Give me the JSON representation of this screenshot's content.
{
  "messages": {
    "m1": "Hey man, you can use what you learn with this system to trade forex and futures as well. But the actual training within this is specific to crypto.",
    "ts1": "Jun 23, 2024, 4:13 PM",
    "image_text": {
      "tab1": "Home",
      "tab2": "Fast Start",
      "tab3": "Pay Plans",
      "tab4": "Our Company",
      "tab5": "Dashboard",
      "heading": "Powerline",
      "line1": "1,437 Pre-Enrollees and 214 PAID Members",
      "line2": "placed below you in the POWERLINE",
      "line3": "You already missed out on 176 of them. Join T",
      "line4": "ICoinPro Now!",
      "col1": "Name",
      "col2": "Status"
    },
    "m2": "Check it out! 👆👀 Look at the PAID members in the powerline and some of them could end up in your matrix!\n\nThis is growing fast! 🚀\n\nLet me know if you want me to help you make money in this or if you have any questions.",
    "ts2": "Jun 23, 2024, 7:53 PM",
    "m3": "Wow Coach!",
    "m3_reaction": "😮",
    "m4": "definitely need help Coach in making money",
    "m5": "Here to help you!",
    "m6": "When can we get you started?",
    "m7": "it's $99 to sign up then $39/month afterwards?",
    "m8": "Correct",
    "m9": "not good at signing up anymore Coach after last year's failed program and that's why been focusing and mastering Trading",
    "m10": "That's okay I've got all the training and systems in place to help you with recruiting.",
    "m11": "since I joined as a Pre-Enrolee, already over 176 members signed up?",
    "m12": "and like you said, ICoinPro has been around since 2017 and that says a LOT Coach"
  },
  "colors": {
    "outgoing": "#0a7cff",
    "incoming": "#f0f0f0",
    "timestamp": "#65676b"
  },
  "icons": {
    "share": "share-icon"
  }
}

TASK TO CARRY OUT
Restate the listing in full, word for word.

FINISHED TASK
Give me the JSON representation of this screenshot's content.
{
  "messages": {
    "m1": "Hey man, you can use what you learn with this system to trade forex and futures as well. But the actual training within this is specific to crypto.",
    "ts1": "Jun 23, 2024, 4:13 PM",
    "image_text": {
      "tab1": "Home",
      "tab2": "Fast Start",
      "tab3": "Pay Plans",
      "tab4": "Our Company",
      "tab5": "Dashboard",
      "heading": "Powerline",
      "line1": "1,437 Pre-Enrollees and 214 PAID Members",
      "line2": "placed below you in the POWERLINE",
      "line3": "You already missed out on 176 of them. Join T",
      "line4": "ICoinPro Now!",
      "col1": "Name",
      "col2": "Status"
    },
    "m2": "Check it out! 👆👀 Look at the PAID members in the powerline and some of them could end up in your matrix!\n\nThis is growing fast! 🚀\n\nLet me know if you want me to help you make money in this or if you have any questions.",
    "ts2": "Jun 23, 2024, 7:53 PM",
    "m3": "Wow Coach!",
    "m3_reaction": "😮",
    "m4": "definitely need help Coach in making money",
    "m5": "Here to help you!",
    "m6": "When can we get you started?",
    "m7": "it's $99 to sign up then $39/month afterwards?",
    "m8": "Correct",
    "m9": "not good at signing up anymore Coach after last year's failed program and that's why been focusing and mastering Trading",
    "m10": "That's okay I've got all the training and systems in place to help you with recruiting.",
    "m11": "since I joined as a Pre-Enrolee, already over 176 members signed up?",
    "m12": "and like you said, ICoinPro has been around since 2017 and that says a LOT Coach"
  },
  "colors": {
    "outgoing": "#0a7cff",
    "incoming": "#f0f0f0",
    "timestamp": "#65676b"
  },
  "icons": {
    "share": "share-icon"
  }
}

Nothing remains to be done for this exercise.